__GIVEN EXERCISE__: Each line of the material below should be reproduced exactly.

(Entries from a dataset)
____
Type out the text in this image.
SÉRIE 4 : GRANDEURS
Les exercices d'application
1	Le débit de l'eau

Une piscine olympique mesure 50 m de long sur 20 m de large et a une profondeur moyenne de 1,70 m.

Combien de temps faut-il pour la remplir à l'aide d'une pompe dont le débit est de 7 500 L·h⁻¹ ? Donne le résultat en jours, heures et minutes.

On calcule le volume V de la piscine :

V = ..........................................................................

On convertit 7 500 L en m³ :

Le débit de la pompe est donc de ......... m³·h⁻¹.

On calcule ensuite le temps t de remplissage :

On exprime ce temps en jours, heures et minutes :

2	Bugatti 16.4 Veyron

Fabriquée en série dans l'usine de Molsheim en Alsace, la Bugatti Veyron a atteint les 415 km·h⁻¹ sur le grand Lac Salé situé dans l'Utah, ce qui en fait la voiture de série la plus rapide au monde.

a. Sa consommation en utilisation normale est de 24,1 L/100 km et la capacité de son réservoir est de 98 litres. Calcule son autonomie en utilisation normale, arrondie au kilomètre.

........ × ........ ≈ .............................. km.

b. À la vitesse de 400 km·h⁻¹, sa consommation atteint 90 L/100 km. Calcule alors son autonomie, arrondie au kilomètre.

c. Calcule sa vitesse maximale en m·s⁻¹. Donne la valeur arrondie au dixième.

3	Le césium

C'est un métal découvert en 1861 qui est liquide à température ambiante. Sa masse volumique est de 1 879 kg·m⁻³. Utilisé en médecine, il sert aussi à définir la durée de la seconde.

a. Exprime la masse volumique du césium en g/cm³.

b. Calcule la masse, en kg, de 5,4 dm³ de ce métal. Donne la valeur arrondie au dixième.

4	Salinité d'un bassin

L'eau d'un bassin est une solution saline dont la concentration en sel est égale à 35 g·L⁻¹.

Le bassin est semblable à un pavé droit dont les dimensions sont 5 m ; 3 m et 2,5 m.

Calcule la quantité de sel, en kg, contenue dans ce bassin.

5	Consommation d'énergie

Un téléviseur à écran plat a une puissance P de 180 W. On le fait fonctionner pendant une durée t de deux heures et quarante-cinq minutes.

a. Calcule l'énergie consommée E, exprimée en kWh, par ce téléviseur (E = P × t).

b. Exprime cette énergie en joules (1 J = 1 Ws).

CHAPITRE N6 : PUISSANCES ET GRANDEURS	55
____
__FINISHED TASK__:
Type out the text in this image.
SÉRIE 4 : GRANDEURS
Les exercices d'application
1	Le débit de l'eau

Une piscine olympique mesure 50 m de long sur 20 m de large et a une profondeur moyenne de 1,70 m.

Combien de temps faut-il pour la remplir à l'aide d'une pompe dont le débit est de 7 500 L·h⁻¹ ? Donne le résultat en jours, heures et minutes.

On calcule le volume V de la piscine :

V = ..........................................................................

On convertit 7 500 L en m³ :

Le débit de la pompe est donc de ......... m³·h⁻¹.

On calcule ensuite le temps t de remplissage :

On exprime ce temps en jours, heures et minutes :

2	Bugatti 16.4 Veyron

Fabriquée en série dans l'usine de Molsheim en Alsace, la Bugatti Veyron a atteint les 415 km·h⁻¹ sur le grand Lac Salé situé dans l'Utah, ce qui en fait la voiture de série la plus rapide au monde.

a. Sa consommation en utilisation normale est de 24,1 L/100 km et la capacité de son réservoir est de 98 litres. Calcule son autonomie en utilisation normale, arrondie au kilomètre.

........ × ........ ≈ .............................. km.

b. À la vitesse de 400 km·h⁻¹, sa consommation atteint 90 L/100 km. Calcule alors son autonomie, arrondie au kilomètre.

c. Calcule sa vitesse maximale en m·s⁻¹. Donne la valeur arrondie au dixième.

3	Le césium

C'est un métal découvert en 1861 qui est liquide à température ambiante. Sa masse volumique est de 1 879 kg·m⁻³. Utilisé en médecine, il sert aussi à définir la durée de la seconde.

a. Exprime la masse volumique du césium en g/cm³.

b. Calcule la masse, en kg, de 5,4 dm³ de ce métal. Donne la valeur arrondie au dixième.

4	Salinité d'un bassin

L'eau d'un bassin est une solution saline dont la concentration en sel est égale à 35 g·L⁻¹.

Le bassin est semblable à un pavé droit dont les dimensions sont 5 m ; 3 m et 2,5 m.

Calcule la quantité de sel, en kg, contenue dans ce bassin.

5	Consommation d'énergie

Un téléviseur à écran plat a une puissance P de 180 W. On le fait fonctionner pendant une durée t de deux heures et quarante-cinq minutes.

a. Calcule l'énergie consommée E, exprimée en kWh, par ce téléviseur (E = P × t).

b. Exprime cette énergie en joules (1 J = 1 Ws).

CHAPITRE N6 : PUISSANCES ET GRANDEURS	55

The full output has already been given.